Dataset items
## Begin

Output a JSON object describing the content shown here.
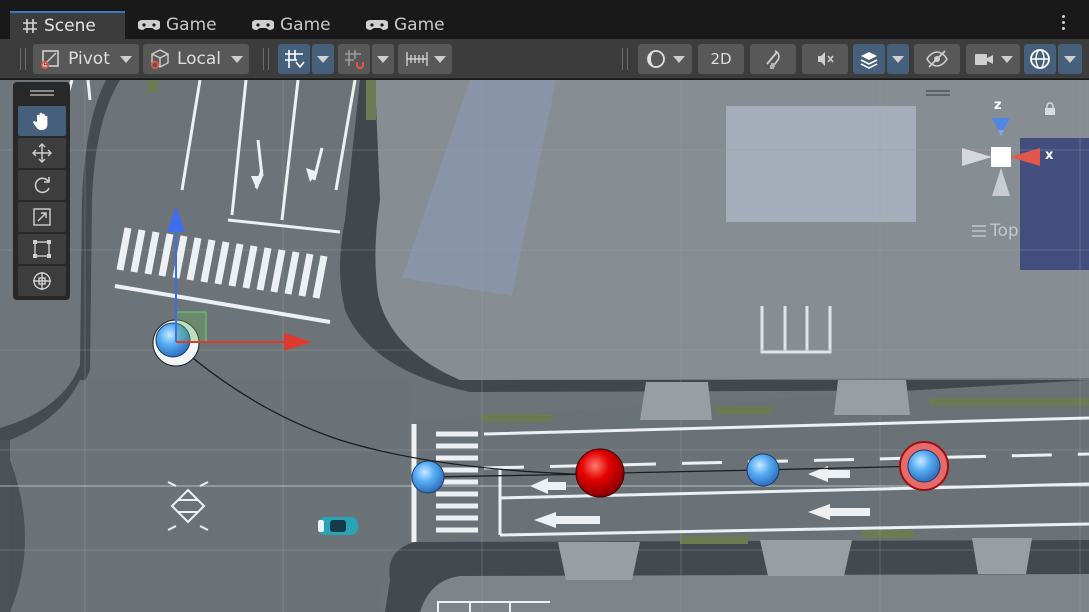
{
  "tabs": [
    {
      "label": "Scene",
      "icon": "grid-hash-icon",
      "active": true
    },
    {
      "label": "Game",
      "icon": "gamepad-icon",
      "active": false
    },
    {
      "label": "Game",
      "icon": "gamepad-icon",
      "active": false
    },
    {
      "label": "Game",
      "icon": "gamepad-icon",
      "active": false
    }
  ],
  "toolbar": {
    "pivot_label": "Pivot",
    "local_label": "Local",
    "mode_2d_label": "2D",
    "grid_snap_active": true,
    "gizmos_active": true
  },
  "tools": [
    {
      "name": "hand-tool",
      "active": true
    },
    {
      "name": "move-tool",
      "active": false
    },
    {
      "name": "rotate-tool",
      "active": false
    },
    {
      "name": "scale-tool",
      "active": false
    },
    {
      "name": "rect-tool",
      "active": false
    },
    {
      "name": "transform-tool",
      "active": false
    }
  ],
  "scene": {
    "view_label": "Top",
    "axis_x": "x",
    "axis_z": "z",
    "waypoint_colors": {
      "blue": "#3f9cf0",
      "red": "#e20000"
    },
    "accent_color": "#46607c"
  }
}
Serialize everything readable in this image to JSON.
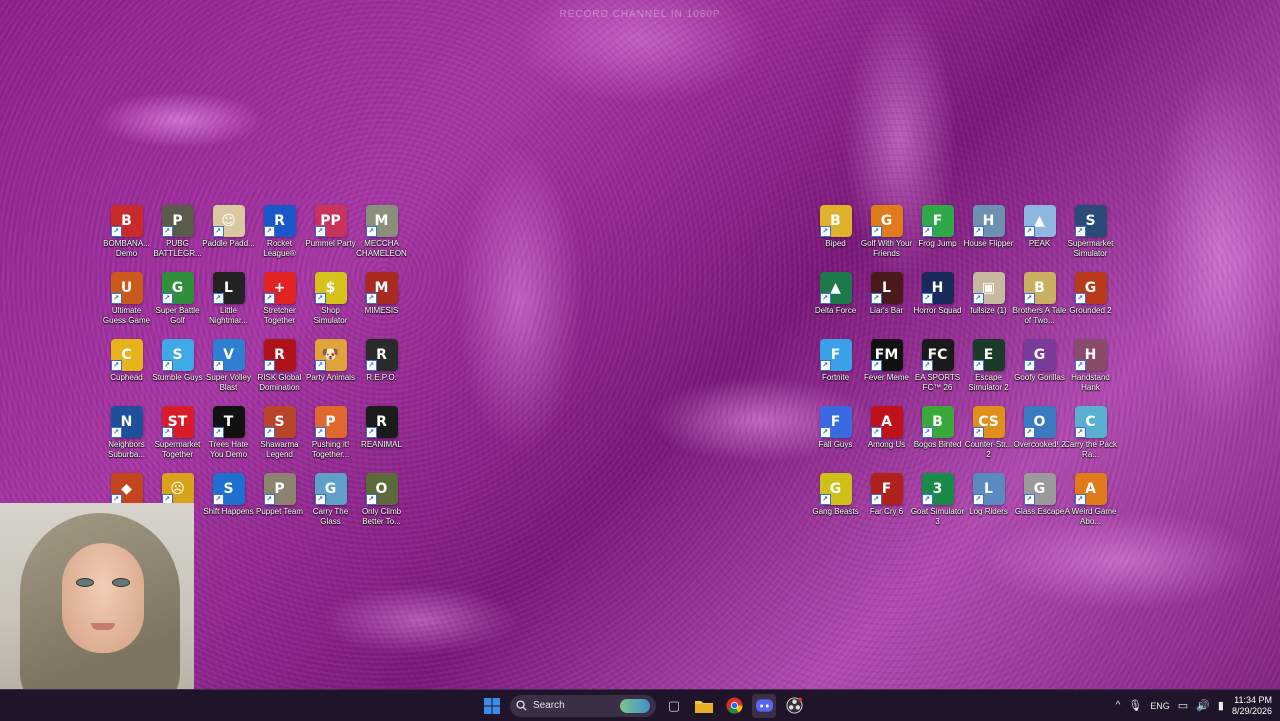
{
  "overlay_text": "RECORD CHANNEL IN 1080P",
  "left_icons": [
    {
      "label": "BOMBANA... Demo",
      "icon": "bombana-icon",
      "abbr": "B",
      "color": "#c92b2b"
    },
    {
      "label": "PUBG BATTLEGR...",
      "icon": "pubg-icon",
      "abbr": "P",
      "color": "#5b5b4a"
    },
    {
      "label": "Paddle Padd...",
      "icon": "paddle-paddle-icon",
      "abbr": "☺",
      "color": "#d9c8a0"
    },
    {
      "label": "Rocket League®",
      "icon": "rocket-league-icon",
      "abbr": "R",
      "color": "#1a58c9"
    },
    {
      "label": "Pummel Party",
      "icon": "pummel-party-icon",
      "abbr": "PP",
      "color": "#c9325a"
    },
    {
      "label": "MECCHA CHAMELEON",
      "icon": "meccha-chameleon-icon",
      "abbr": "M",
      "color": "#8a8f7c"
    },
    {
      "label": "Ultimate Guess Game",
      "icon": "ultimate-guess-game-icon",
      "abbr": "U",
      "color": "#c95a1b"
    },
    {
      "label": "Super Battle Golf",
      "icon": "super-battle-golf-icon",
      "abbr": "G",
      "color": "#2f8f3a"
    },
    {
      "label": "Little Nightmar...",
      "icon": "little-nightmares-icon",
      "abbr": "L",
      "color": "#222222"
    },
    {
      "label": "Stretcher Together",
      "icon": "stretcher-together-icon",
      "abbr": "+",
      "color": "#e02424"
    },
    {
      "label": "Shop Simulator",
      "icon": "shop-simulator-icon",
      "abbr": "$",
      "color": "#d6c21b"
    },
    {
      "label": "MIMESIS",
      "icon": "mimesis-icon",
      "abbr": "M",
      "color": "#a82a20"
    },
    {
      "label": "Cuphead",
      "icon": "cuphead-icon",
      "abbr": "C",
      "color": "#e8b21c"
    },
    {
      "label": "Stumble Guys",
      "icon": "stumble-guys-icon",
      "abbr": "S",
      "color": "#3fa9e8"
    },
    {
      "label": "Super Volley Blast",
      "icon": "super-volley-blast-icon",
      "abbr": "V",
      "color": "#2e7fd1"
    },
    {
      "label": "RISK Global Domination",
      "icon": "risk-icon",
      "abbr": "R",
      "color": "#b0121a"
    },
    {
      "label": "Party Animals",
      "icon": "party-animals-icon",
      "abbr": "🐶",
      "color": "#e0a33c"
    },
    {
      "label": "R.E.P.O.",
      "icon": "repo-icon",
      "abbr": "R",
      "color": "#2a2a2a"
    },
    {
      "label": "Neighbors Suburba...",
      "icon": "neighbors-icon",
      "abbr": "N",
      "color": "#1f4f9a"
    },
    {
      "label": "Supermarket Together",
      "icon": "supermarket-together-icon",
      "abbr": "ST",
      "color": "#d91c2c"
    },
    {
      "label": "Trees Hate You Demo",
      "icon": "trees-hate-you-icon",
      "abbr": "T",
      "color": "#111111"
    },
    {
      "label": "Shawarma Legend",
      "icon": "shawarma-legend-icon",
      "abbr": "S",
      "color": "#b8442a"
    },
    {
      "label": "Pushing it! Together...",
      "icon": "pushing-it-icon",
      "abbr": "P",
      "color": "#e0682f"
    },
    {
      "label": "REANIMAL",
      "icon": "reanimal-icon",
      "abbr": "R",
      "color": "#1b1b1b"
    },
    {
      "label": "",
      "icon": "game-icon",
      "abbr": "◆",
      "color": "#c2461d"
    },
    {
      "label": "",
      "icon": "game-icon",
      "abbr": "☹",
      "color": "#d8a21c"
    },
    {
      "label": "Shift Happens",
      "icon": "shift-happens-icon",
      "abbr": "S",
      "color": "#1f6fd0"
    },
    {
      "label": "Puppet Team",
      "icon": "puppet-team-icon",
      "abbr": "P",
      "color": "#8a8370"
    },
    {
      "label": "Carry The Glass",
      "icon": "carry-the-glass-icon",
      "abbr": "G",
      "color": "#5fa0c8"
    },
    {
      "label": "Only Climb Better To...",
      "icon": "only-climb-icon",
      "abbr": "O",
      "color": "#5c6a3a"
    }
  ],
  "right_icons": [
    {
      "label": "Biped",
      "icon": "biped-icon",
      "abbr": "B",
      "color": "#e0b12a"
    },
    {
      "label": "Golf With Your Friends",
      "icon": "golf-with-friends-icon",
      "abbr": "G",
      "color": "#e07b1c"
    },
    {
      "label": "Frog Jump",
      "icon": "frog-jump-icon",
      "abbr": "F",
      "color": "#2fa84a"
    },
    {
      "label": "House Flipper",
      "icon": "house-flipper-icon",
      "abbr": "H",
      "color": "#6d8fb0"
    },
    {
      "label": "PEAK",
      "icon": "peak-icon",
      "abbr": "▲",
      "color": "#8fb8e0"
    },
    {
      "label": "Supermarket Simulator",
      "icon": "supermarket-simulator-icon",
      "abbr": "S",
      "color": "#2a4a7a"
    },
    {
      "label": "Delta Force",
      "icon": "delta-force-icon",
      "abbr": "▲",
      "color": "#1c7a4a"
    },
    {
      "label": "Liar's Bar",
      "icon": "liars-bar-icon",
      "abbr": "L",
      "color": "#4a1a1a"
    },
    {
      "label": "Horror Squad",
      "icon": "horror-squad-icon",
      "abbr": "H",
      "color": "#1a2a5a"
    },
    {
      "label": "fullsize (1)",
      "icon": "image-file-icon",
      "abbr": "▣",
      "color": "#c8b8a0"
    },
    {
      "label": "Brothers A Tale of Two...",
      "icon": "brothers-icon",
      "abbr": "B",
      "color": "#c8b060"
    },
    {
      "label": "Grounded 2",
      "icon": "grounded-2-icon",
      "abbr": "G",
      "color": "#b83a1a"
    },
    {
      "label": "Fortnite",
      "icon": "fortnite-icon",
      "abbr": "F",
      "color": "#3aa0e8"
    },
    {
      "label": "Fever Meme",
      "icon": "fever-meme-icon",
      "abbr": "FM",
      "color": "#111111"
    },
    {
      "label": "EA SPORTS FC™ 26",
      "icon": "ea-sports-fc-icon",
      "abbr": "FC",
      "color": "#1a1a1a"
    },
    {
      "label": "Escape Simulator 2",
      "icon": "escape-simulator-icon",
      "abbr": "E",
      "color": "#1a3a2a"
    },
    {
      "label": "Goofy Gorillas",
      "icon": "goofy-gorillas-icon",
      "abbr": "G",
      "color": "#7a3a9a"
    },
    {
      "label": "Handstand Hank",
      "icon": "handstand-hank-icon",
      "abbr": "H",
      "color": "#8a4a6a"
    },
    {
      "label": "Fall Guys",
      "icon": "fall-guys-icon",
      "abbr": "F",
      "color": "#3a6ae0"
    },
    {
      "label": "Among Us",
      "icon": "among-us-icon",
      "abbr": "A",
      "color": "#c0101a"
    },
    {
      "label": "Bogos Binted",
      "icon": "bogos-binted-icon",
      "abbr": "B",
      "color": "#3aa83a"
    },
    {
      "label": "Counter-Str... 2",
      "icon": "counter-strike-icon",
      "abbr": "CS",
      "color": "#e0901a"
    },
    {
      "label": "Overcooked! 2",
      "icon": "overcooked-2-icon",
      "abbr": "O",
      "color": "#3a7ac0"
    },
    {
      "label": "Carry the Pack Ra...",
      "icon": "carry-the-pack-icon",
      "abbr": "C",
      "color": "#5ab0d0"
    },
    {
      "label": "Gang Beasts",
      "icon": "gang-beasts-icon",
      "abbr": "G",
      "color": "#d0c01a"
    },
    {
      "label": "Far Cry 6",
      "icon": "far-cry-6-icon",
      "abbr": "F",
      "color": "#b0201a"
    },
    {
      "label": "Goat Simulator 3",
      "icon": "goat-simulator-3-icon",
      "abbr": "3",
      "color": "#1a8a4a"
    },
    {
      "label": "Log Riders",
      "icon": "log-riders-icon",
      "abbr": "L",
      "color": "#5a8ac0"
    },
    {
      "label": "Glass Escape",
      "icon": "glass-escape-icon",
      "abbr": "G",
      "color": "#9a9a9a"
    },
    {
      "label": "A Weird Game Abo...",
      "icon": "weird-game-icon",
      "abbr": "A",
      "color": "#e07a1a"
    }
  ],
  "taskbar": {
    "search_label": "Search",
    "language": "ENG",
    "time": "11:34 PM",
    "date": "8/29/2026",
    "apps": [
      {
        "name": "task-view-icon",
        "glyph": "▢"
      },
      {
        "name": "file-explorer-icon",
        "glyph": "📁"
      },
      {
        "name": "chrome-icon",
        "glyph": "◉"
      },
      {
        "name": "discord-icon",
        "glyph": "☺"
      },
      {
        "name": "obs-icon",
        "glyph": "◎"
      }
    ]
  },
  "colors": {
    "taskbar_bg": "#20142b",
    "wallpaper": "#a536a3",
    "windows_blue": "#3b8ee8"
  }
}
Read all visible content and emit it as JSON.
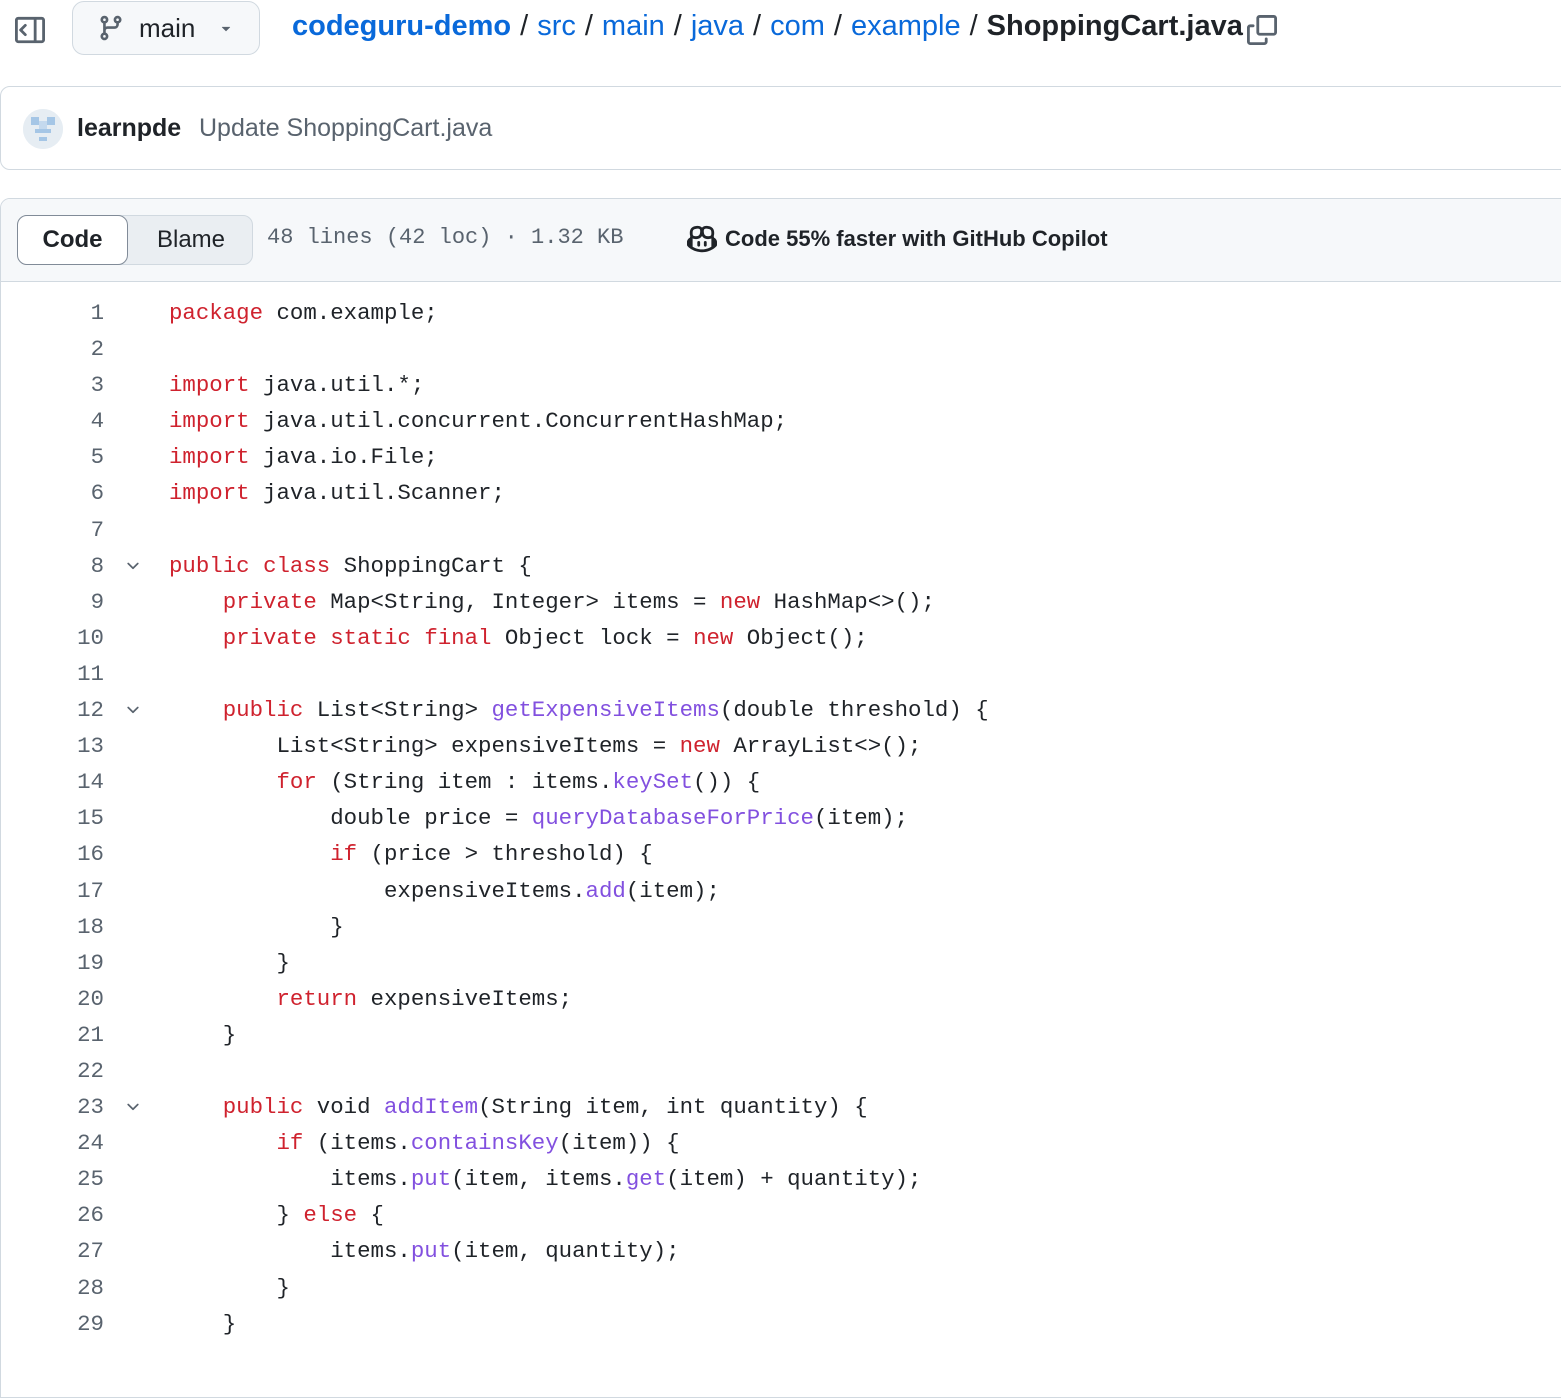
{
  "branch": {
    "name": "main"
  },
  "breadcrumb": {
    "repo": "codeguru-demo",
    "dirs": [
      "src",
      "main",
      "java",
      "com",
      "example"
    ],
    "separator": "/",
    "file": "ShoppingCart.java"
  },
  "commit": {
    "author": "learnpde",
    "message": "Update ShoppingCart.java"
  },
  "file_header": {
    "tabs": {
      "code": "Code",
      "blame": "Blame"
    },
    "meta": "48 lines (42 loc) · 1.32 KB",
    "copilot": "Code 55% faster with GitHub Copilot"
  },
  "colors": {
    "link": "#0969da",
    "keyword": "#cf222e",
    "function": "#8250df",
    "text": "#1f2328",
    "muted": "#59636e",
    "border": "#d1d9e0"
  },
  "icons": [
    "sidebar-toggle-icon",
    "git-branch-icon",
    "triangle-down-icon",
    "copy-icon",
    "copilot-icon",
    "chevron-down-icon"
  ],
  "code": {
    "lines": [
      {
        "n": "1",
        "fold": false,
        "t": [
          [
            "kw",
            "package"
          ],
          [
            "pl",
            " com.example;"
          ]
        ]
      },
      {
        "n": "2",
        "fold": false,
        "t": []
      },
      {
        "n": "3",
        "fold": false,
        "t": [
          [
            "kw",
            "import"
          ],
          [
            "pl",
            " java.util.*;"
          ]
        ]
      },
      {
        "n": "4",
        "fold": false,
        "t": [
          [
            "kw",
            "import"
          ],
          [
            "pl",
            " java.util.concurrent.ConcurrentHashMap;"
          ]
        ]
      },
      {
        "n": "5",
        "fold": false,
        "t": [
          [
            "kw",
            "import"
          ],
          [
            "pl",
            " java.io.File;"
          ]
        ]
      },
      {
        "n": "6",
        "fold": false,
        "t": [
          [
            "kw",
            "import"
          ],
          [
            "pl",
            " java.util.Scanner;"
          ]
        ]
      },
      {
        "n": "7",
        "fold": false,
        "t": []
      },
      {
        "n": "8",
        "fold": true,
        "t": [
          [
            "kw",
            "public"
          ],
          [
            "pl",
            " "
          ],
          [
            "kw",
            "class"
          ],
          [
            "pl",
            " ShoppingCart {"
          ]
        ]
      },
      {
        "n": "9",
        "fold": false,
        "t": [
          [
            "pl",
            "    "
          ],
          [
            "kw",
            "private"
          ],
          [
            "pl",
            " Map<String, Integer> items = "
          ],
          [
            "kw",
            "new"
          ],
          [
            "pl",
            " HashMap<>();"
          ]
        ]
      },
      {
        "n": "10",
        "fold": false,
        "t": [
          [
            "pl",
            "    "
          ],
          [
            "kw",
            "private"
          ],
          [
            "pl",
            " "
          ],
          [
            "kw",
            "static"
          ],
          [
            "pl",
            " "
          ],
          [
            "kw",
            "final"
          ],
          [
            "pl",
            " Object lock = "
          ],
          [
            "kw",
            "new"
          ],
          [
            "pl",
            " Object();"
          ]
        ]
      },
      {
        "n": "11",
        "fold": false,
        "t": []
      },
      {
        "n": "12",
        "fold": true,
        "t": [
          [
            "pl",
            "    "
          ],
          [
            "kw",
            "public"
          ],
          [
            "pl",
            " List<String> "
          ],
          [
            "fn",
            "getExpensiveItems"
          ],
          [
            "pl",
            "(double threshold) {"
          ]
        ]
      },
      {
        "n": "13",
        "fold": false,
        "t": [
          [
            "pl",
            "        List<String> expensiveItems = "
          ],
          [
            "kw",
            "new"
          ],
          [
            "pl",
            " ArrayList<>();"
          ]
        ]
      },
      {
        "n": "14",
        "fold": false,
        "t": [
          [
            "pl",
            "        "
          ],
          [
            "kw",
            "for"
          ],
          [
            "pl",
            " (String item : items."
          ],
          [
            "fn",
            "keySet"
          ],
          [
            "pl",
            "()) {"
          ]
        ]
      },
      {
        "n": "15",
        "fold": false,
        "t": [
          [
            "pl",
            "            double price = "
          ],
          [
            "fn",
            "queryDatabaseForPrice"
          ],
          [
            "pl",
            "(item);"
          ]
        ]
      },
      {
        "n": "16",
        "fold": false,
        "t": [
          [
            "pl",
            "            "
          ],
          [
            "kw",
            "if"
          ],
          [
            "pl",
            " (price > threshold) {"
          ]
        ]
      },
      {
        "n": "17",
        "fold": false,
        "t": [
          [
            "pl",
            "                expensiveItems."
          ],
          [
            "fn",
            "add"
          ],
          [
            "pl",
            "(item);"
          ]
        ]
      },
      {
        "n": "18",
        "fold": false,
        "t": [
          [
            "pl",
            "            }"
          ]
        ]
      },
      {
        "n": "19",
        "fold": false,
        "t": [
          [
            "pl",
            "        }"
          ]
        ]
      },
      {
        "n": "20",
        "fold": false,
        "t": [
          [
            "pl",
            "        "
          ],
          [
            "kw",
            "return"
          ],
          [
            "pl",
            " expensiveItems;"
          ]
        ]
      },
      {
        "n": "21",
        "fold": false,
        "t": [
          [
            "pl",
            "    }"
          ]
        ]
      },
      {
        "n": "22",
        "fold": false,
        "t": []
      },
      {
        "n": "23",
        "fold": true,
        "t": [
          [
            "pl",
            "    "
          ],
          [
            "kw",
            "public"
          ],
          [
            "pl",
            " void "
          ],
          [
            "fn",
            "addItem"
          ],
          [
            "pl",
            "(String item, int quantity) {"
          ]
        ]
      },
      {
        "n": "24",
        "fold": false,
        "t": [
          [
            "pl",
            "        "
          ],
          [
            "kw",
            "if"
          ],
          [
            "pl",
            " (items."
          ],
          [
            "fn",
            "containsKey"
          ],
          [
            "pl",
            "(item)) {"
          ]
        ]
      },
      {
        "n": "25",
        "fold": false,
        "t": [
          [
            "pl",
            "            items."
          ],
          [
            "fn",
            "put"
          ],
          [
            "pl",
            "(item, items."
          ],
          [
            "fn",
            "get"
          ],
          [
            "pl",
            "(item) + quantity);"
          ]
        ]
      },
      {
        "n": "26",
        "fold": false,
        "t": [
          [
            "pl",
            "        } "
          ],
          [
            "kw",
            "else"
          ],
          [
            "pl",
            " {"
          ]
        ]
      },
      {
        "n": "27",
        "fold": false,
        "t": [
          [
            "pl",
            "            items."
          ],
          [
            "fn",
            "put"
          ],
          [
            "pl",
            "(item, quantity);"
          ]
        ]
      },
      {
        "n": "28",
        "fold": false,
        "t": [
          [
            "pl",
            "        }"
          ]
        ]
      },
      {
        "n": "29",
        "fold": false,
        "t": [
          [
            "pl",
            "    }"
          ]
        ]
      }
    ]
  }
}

## End

• _Stated goal_
Collect every line above that contains the word "java".

• _Answer below_
      "java",
    "file": "ShoppingCart.java"
    "message": "Update ShoppingCart.java"
            " java.util.*;"
            " java.util.concurrent.ConcurrentHashMap;"
            " java.io.File;"
            " java.util.Scanner;"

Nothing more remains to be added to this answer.